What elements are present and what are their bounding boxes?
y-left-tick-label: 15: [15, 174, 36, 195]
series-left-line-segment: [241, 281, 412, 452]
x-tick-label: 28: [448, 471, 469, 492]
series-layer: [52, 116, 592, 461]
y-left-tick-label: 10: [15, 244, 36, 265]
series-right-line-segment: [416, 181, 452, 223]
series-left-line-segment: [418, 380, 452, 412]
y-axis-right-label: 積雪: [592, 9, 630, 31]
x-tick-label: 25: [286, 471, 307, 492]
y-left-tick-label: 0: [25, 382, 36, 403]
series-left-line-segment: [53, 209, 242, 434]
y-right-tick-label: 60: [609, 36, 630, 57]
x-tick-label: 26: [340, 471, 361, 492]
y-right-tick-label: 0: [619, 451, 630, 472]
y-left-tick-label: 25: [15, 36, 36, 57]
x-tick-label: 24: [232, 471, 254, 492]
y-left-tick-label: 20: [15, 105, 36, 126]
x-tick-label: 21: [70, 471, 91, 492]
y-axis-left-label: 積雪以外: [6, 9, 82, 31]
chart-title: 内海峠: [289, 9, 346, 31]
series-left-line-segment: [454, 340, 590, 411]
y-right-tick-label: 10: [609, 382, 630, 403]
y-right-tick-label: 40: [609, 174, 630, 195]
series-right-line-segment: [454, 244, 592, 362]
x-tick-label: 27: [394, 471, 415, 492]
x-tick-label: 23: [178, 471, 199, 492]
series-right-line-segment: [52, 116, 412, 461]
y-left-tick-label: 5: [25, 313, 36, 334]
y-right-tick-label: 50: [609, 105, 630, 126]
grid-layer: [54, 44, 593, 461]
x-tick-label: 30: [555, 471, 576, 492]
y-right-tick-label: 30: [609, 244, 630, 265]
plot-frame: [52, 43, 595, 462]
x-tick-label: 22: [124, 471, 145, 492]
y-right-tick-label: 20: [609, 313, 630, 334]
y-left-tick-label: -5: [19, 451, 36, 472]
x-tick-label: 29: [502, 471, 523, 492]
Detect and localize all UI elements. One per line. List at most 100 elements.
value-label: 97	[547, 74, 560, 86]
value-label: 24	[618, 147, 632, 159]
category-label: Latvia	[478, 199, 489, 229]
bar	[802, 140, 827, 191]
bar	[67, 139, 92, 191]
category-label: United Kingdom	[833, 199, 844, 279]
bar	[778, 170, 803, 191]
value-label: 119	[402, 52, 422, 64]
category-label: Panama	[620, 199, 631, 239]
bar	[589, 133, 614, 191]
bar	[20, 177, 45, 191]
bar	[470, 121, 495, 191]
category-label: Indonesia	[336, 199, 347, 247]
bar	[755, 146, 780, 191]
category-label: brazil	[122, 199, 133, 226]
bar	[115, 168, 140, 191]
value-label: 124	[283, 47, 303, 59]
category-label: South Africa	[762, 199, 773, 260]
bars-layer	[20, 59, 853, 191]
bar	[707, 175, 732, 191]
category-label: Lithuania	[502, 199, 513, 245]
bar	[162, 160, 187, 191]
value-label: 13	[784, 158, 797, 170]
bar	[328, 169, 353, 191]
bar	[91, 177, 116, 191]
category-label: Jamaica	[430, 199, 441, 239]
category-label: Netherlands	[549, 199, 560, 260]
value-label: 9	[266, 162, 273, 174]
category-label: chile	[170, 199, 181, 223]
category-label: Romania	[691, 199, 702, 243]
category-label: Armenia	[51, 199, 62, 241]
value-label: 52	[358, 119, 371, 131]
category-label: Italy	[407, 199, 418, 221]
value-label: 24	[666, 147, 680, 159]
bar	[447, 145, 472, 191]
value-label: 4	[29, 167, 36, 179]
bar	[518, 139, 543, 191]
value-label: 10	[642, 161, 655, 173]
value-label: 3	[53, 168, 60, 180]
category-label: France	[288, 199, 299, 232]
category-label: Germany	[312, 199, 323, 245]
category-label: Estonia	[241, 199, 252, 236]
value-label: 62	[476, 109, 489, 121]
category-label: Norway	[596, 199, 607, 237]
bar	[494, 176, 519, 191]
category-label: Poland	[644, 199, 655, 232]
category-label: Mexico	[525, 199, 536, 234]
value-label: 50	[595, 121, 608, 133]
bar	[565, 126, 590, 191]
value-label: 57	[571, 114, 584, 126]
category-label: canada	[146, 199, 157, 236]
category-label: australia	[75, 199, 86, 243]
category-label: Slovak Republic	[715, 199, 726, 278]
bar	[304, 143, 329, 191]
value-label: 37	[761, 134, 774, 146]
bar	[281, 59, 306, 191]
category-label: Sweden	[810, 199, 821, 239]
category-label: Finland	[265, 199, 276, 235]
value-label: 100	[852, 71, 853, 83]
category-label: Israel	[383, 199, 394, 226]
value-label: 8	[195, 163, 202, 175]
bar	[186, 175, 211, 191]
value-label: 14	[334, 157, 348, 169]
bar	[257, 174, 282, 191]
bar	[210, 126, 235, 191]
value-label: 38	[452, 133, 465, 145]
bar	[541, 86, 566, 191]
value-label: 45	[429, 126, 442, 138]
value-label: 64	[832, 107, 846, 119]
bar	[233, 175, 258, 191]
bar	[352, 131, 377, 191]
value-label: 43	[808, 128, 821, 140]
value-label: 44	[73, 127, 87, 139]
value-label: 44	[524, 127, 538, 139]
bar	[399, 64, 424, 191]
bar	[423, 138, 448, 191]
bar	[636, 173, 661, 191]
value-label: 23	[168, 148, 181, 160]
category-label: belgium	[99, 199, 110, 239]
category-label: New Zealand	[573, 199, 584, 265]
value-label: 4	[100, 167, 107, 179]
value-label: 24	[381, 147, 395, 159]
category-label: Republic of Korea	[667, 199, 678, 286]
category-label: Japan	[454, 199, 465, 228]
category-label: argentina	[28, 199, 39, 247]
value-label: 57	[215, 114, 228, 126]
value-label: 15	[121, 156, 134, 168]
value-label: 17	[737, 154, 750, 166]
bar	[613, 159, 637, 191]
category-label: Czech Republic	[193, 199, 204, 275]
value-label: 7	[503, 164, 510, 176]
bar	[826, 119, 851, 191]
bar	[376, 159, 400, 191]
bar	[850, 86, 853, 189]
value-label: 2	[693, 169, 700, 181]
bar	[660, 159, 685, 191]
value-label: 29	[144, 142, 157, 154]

::::

■ What the task asks ■
Turn every line of the items above into a numbered list, leaving out any blank lines.

■ Answer for the task ■
1. What elements are present and what are their bounding boxes?
2. y-left-tick-label: 15: [15, 174, 36, 195]
3. series-left-line-segment: [241, 281, 412, 452]
4. x-tick-label: 28: [448, 471, 469, 492]
5. series-layer: [52, 116, 592, 461]
6. y-left-tick-label: 10: [15, 244, 36, 265]
7. series-right-line-segment: [416, 181, 452, 223]
8. series-left-line-segment: [418, 380, 452, 412]
9. y-axis-right-label: 積雪: [592, 9, 630, 31]
10. x-tick-label: 25: [286, 471, 307, 492]
11. y-left-tick-label: 0: [25, 382, 36, 403]
12. series-left-line-segment: [53, 209, 242, 434]
13. y-right-tick-label: 60: [609, 36, 630, 57]
14. x-tick-label: 26: [340, 471, 361, 492]
15. y-right-tick-label: 0: [619, 451, 630, 472]
16. y-left-tick-label: 25: [15, 36, 36, 57]
17. x-tick-label: 24: [232, 471, 254, 492]
18. y-left-tick-label: 20: [15, 105, 36, 126]
19. x-tick-label: 21: [70, 471, 91, 492]
20. y-axis-left-label: 積雪以外: [6, 9, 82, 31]
21. chart-title: 内海峠: [289, 9, 346, 31]
22. series-left-line-segment: [454, 340, 590, 411]
23. y-right-tick-label: 10: [609, 382, 630, 403]
24. y-right-tick-label: 40: [609, 174, 630, 195]
25. series-right-line-segment: [454, 244, 592, 362]
26. x-tick-label: 27: [394, 471, 415, 492]
27. x-tick-label: 23: [178, 471, 199, 492]
28. series-right-line-segment: [52, 116, 412, 461]
29. y-left-tick-label: 5: [25, 313, 36, 334]
30. y-right-tick-label: 50: [609, 105, 630, 126]
31. grid-layer: [54, 44, 593, 461]
32. x-tick-label: 30: [555, 471, 576, 492]
33. y-right-tick-label: 30: [609, 244, 630, 265]
34. plot-frame: [52, 43, 595, 462]
35. x-tick-label: 22: [124, 471, 145, 492]
36. y-right-tick-label: 20: [609, 313, 630, 334]
37. y-left-tick-label: -5: [19, 451, 36, 472]
38. x-tick-label: 29: [502, 471, 523, 492]
39. Detect and localize all UI elements. One per line. List at most 100 elements.
40. value-label: 97	[547, 74, 560, 86]
41. value-label: 24	[618, 147, 632, 159]
42. category-label: Latvia	[478, 199, 489, 229]
43. bar	[802, 140, 827, 191]
44. bar	[67, 139, 92, 191]
45. category-label: United Kingdom	[833, 199, 844, 279]
46. bar	[778, 170, 803, 191]
47. value-label: 119	[402, 52, 422, 64]
48. category-label: Panama	[620, 199, 631, 239]
49. bar	[589, 133, 614, 191]
50. bar	[20, 177, 45, 191]
51. bar	[470, 121, 495, 191]
52. category-label: Indonesia	[336, 199, 347, 247]
53. bar	[755, 146, 780, 191]
54. category-label: brazil	[122, 199, 133, 226]
55. bar	[115, 168, 140, 191]
56. value-label: 124	[283, 47, 303, 59]
57. category-label: South Africa	[762, 199, 773, 260]
58. bars-layer	[20, 59, 853, 191]
59. bar	[707, 175, 732, 191]
60. category-label: Lithuania	[502, 199, 513, 245]
61. bar	[162, 160, 187, 191]
62. value-label: 13	[784, 158, 797, 170]
63. bar	[328, 169, 353, 191]
64. bar	[91, 177, 116, 191]
65. category-label: Jamaica	[430, 199, 441, 239]
66. category-label: Netherlands	[549, 199, 560, 260]
67. value-label: 9	[266, 162, 273, 174]
68. category-label: chile	[170, 199, 181, 223]
69. category-label: Romania	[691, 199, 702, 243]
70. category-label: Armenia	[51, 199, 62, 241]
71. value-label: 52	[358, 119, 371, 131]
72. category-label: Italy	[407, 199, 418, 221]
73. value-label: 24	[666, 147, 680, 159]
74. bar	[447, 145, 472, 191]
75. value-label: 4	[29, 167, 36, 179]
76. bar	[518, 139, 543, 191]
77. value-label: 10	[642, 161, 655, 173]
78. value-label: 3	[53, 168, 60, 180]
79. category-label: France	[288, 199, 299, 232]
80. category-label: Germany	[312, 199, 323, 245]
81. category-label: Estonia	[241, 199, 252, 236]
82. value-label: 62	[476, 109, 489, 121]
83. category-label: Norway	[596, 199, 607, 237]
84. bar	[494, 176, 519, 191]
85. category-label: Poland	[644, 199, 655, 232]
86. category-label: Mexico	[525, 199, 536, 234]
87. value-label: 50	[595, 121, 608, 133]
88. bar	[565, 126, 590, 191]
89. value-label: 57	[571, 114, 584, 126]
90. category-label: canada	[146, 199, 157, 236]
91. category-label: australia	[75, 199, 86, 243]
92. category-label: Slovak Republic	[715, 199, 726, 278]
93. bar	[304, 143, 329, 191]
94. value-label: 37	[761, 134, 774, 146]
95. bar	[281, 59, 306, 191]
96. category-label: Sweden	[810, 199, 821, 239]
97. category-label: Finland	[265, 199, 276, 235]
98. value-label: 100	[852, 71, 853, 83]
99. category-label: Israel	[383, 199, 394, 226]
100. value-label: 8	[195, 163, 202, 175]
101. bar	[186, 175, 211, 191]
102. value-label: 14	[334, 157, 348, 169]
103. bar	[257, 174, 282, 191]
104. bar	[210, 126, 235, 191]
105. value-label: 38	[452, 133, 465, 145]
106. bar	[541, 86, 566, 191]
107. value-label: 45	[429, 126, 442, 138]
108. value-label: 64	[832, 107, 846, 119]
109. bar	[233, 175, 258, 191]
110. bar	[352, 131, 377, 191]
111. value-label: 43	[808, 128, 821, 140]
112. value-label: 44	[73, 127, 87, 139]
113. value-label: 44	[524, 127, 538, 139]
114. bar	[399, 64, 424, 191]
115. bar	[423, 138, 448, 191]
116. bar	[636, 173, 661, 191]
117. value-label: 23	[168, 148, 181, 160]
118. category-label: belgium	[99, 199, 110, 239]
119. category-label: New Zealand	[573, 199, 584, 265]
120. value-label: 4	[100, 167, 107, 179]
121. value-label: 24	[381, 147, 395, 159]
122. category-label: Republic of Korea	[667, 199, 678, 286]
123. category-label: Japan	[454, 199, 465, 228]
124. category-label: argentina	[28, 199, 39, 247]
125. value-label: 57	[215, 114, 228, 126]
126. value-label: 15	[121, 156, 134, 168]
127. value-label: 17	[737, 154, 750, 166]
128. bar	[613, 159, 637, 191]
129. category-label: Czech Republic	[193, 199, 204, 275]
130. value-label: 7	[503, 164, 510, 176]
131. bar	[826, 119, 851, 191]
132. bar	[376, 159, 400, 191]
133. bar	[850, 86, 853, 189]
134. value-label: 2	[693, 169, 700, 181]
135. bar	[660, 159, 685, 191]
136. value-label: 29	[144, 142, 157, 154]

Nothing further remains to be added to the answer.